** START OF Material to process **

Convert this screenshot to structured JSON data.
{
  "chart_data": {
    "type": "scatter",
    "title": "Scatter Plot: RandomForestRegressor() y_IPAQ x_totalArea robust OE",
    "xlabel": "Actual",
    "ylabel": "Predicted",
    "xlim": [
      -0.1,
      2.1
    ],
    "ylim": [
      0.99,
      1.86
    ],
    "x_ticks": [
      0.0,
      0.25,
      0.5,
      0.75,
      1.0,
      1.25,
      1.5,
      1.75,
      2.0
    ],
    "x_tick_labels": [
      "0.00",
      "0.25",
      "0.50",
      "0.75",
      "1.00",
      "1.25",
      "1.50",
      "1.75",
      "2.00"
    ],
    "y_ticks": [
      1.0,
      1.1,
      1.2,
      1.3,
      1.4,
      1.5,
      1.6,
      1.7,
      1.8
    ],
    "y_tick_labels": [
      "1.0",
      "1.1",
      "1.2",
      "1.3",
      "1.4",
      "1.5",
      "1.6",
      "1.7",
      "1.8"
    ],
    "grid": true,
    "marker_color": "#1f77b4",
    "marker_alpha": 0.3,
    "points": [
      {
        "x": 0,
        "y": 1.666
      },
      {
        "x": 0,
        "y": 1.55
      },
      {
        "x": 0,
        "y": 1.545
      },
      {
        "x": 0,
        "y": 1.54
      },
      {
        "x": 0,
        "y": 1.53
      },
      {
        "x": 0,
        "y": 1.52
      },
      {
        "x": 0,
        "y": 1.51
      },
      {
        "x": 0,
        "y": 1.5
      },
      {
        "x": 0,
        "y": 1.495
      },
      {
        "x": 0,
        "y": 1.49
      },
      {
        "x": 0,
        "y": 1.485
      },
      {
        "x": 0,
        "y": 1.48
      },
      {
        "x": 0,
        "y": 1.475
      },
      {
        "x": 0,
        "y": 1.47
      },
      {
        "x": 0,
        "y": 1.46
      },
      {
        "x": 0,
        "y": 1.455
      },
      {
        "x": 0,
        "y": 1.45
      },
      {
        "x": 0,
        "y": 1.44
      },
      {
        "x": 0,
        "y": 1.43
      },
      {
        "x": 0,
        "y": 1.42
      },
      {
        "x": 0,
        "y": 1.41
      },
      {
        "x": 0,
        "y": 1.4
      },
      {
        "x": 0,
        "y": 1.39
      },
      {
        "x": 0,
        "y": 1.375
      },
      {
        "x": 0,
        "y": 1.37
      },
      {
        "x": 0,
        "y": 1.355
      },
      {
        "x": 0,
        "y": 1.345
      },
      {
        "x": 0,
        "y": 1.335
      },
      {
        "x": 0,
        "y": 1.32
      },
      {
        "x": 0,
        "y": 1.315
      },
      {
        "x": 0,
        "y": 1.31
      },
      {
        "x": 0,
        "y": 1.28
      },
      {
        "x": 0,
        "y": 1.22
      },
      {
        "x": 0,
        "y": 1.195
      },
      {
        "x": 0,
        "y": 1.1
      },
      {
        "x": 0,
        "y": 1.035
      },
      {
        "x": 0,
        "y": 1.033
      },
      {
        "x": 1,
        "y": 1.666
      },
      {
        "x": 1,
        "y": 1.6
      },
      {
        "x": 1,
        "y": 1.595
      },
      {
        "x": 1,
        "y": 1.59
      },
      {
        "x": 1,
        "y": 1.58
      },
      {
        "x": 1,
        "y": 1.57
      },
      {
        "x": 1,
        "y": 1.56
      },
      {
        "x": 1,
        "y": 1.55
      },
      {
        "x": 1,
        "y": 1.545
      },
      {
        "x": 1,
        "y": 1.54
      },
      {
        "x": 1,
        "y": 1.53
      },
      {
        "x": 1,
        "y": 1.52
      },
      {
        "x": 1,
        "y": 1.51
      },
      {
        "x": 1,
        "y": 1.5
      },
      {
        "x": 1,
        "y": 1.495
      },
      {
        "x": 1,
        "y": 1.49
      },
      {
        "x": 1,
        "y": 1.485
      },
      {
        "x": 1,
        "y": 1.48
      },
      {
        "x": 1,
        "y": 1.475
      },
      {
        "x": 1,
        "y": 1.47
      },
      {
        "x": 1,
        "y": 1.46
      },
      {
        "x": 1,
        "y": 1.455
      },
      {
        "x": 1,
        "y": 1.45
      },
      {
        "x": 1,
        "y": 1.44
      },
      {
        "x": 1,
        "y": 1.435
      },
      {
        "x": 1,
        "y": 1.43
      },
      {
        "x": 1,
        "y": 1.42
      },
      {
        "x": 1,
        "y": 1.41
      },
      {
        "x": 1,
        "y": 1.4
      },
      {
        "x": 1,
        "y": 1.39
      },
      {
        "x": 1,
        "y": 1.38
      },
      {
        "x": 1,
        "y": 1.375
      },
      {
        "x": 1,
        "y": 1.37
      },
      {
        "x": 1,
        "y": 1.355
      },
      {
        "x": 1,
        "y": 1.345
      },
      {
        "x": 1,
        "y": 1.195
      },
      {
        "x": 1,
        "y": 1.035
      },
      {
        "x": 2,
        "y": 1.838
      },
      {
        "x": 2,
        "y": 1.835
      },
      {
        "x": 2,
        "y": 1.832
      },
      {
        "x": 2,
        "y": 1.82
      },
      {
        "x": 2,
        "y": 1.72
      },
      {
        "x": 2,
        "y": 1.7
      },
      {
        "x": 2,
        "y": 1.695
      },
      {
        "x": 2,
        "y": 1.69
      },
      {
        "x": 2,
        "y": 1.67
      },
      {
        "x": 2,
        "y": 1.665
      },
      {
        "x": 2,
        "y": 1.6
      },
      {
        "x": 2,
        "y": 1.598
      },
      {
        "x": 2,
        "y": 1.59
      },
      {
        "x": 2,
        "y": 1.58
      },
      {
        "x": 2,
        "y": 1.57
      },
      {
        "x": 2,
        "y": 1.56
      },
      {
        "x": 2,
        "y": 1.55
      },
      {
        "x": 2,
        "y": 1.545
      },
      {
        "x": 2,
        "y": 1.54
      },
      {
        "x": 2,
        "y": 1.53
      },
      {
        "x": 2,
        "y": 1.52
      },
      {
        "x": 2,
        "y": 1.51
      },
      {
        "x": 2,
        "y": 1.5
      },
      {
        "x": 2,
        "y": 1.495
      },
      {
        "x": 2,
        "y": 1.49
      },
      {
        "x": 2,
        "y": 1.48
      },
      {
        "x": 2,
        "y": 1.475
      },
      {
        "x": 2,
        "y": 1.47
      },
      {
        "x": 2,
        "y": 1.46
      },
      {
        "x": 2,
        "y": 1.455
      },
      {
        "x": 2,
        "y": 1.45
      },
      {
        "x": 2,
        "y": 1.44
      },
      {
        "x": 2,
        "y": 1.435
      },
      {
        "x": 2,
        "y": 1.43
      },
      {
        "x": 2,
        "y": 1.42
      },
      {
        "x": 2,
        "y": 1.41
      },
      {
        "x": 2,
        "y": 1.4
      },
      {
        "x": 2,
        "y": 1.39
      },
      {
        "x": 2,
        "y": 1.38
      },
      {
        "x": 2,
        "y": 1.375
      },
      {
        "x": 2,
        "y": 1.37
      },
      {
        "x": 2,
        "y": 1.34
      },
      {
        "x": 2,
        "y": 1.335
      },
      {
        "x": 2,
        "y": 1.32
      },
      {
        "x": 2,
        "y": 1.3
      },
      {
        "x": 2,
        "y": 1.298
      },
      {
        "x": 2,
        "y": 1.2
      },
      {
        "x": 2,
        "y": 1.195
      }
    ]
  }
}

** END OF Material to process **

_To be done_
Reproduce each line verbatim.

_Expected answer_
Convert this screenshot to structured JSON data.
{
  "chart_data": {
    "type": "scatter",
    "title": "Scatter Plot: RandomForestRegressor() y_IPAQ x_totalArea robust OE",
    "xlabel": "Actual",
    "ylabel": "Predicted",
    "xlim": [
      -0.1,
      2.1
    ],
    "ylim": [
      0.99,
      1.86
    ],
    "x_ticks": [
      0.0,
      0.25,
      0.5,
      0.75,
      1.0,
      1.25,
      1.5,
      1.75,
      2.0
    ],
    "x_tick_labels": [
      "0.00",
      "0.25",
      "0.50",
      "0.75",
      "1.00",
      "1.25",
      "1.50",
      "1.75",
      "2.00"
    ],
    "y_ticks": [
      1.0,
      1.1,
      1.2,
      1.3,
      1.4,
      1.5,
      1.6,
      1.7,
      1.8
    ],
    "y_tick_labels": [
      "1.0",
      "1.1",
      "1.2",
      "1.3",
      "1.4",
      "1.5",
      "1.6",
      "1.7",
      "1.8"
    ],
    "grid": true,
    "marker_color": "#1f77b4",
    "marker_alpha": 0.3,
    "points": [
      {
        "x": 0,
        "y": 1.666
      },
      {
        "x": 0,
        "y": 1.55
      },
      {
        "x": 0,
        "y": 1.545
      },
      {
        "x": 0,
        "y": 1.54
      },
      {
        "x": 0,
        "y": 1.53
      },
      {
        "x": 0,
        "y": 1.52
      },
      {
        "x": 0,
        "y": 1.51
      },
      {
        "x": 0,
        "y": 1.5
      },
      {
        "x": 0,
        "y": 1.495
      },
      {
        "x": 0,
        "y": 1.49
      },
      {
        "x": 0,
        "y": 1.485
      },
      {
        "x": 0,
        "y": 1.48
      },
      {
        "x": 0,
        "y": 1.475
      },
      {
        "x": 0,
        "y": 1.47
      },
      {
        "x": 0,
        "y": 1.46
      },
      {
        "x": 0,
        "y": 1.455
      },
      {
        "x": 0,
        "y": 1.45
      },
      {
        "x": 0,
        "y": 1.44
      },
      {
        "x": 0,
        "y": 1.43
      },
      {
        "x": 0,
        "y": 1.42
      },
      {
        "x": 0,
        "y": 1.41
      },
      {
        "x": 0,
        "y": 1.4
      },
      {
        "x": 0,
        "y": 1.39
      },
      {
        "x": 0,
        "y": 1.375
      },
      {
        "x": 0,
        "y": 1.37
      },
      {
        "x": 0,
        "y": 1.355
      },
      {
        "x": 0,
        "y": 1.345
      },
      {
        "x": 0,
        "y": 1.335
      },
      {
        "x": 0,
        "y": 1.32
      },
      {
        "x": 0,
        "y": 1.315
      },
      {
        "x": 0,
        "y": 1.31
      },
      {
        "x": 0,
        "y": 1.28
      },
      {
        "x": 0,
        "y": 1.22
      },
      {
        "x": 0,
        "y": 1.195
      },
      {
        "x": 0,
        "y": 1.1
      },
      {
        "x": 0,
        "y": 1.035
      },
      {
        "x": 0,
        "y": 1.033
      },
      {
        "x": 1,
        "y": 1.666
      },
      {
        "x": 1,
        "y": 1.6
      },
      {
        "x": 1,
        "y": 1.595
      },
      {
        "x": 1,
        "y": 1.59
      },
      {
        "x": 1,
        "y": 1.58
      },
      {
        "x": 1,
        "y": 1.57
      },
      {
        "x": 1,
        "y": 1.56
      },
      {
        "x": 1,
        "y": 1.55
      },
      {
        "x": 1,
        "y": 1.545
      },
      {
        "x": 1,
        "y": 1.54
      },
      {
        "x": 1,
        "y": 1.53
      },
      {
        "x": 1,
        "y": 1.52
      },
      {
        "x": 1,
        "y": 1.51
      },
      {
        "x": 1,
        "y": 1.5
      },
      {
        "x": 1,
        "y": 1.495
      },
      {
        "x": 1,
        "y": 1.49
      },
      {
        "x": 1,
        "y": 1.485
      },
      {
        "x": 1,
        "y": 1.48
      },
      {
        "x": 1,
        "y": 1.475
      },
      {
        "x": 1,
        "y": 1.47
      },
      {
        "x": 1,
        "y": 1.46
      },
      {
        "x": 1,
        "y": 1.455
      },
      {
        "x": 1,
        "y": 1.45
      },
      {
        "x": 1,
        "y": 1.44
      },
      {
        "x": 1,
        "y": 1.435
      },
      {
        "x": 1,
        "y": 1.43
      },
      {
        "x": 1,
        "y": 1.42
      },
      {
        "x": 1,
        "y": 1.41
      },
      {
        "x": 1,
        "y": 1.4
      },
      {
        "x": 1,
        "y": 1.39
      },
      {
        "x": 1,
        "y": 1.38
      },
      {
        "x": 1,
        "y": 1.375
      },
      {
        "x": 1,
        "y": 1.37
      },
      {
        "x": 1,
        "y": 1.355
      },
      {
        "x": 1,
        "y": 1.345
      },
      {
        "x": 1,
        "y": 1.195
      },
      {
        "x": 1,
        "y": 1.035
      },
      {
        "x": 2,
        "y": 1.838
      },
      {
        "x": 2,
        "y": 1.835
      },
      {
        "x": 2,
        "y": 1.832
      },
      {
        "x": 2,
        "y": 1.82
      },
      {
        "x": 2,
        "y": 1.72
      },
      {
        "x": 2,
        "y": 1.7
      },
      {
        "x": 2,
        "y": 1.695
      },
      {
        "x": 2,
        "y": 1.69
      },
      {
        "x": 2,
        "y": 1.67
      },
      {
        "x": 2,
        "y": 1.665
      },
      {
        "x": 2,
        "y": 1.6
      },
      {
        "x": 2,
        "y": 1.598
      },
      {
        "x": 2,
        "y": 1.59
      },
      {
        "x": 2,
        "y": 1.58
      },
      {
        "x": 2,
        "y": 1.57
      },
      {
        "x": 2,
        "y": 1.56
      },
      {
        "x": 2,
        "y": 1.55
      },
      {
        "x": 2,
        "y": 1.545
      },
      {
        "x": 2,
        "y": 1.54
      },
      {
        "x": 2,
        "y": 1.53
      },
      {
        "x": 2,
        "y": 1.52
      },
      {
        "x": 2,
        "y": 1.51
      },
      {
        "x": 2,
        "y": 1.5
      },
      {
        "x": 2,
        "y": 1.495
      },
      {
        "x": 2,
        "y": 1.49
      },
      {
        "x": 2,
        "y": 1.48
      },
      {
        "x": 2,
        "y": 1.475
      },
      {
        "x": 2,
        "y": 1.47
      },
      {
        "x": 2,
        "y": 1.46
      },
      {
        "x": 2,
        "y": 1.455
      },
      {
        "x": 2,
        "y": 1.45
      },
      {
        "x": 2,
        "y": 1.44
      },
      {
        "x": 2,
        "y": 1.435
      },
      {
        "x": 2,
        "y": 1.43
      },
      {
        "x": 2,
        "y": 1.42
      },
      {
        "x": 2,
        "y": 1.41
      },
      {
        "x": 2,
        "y": 1.4
      },
      {
        "x": 2,
        "y": 1.39
      },
      {
        "x": 2,
        "y": 1.38
      },
      {
        "x": 2,
        "y": 1.375
      },
      {
        "x": 2,
        "y": 1.37
      },
      {
        "x": 2,
        "y": 1.34
      },
      {
        "x": 2,
        "y": 1.335
      },
      {
        "x": 2,
        "y": 1.32
      },
      {
        "x": 2,
        "y": 1.3
      },
      {
        "x": 2,
        "y": 1.298
      },
      {
        "x": 2,
        "y": 1.2
      },
      {
        "x": 2,
        "y": 1.195
      }
    ]
  }
}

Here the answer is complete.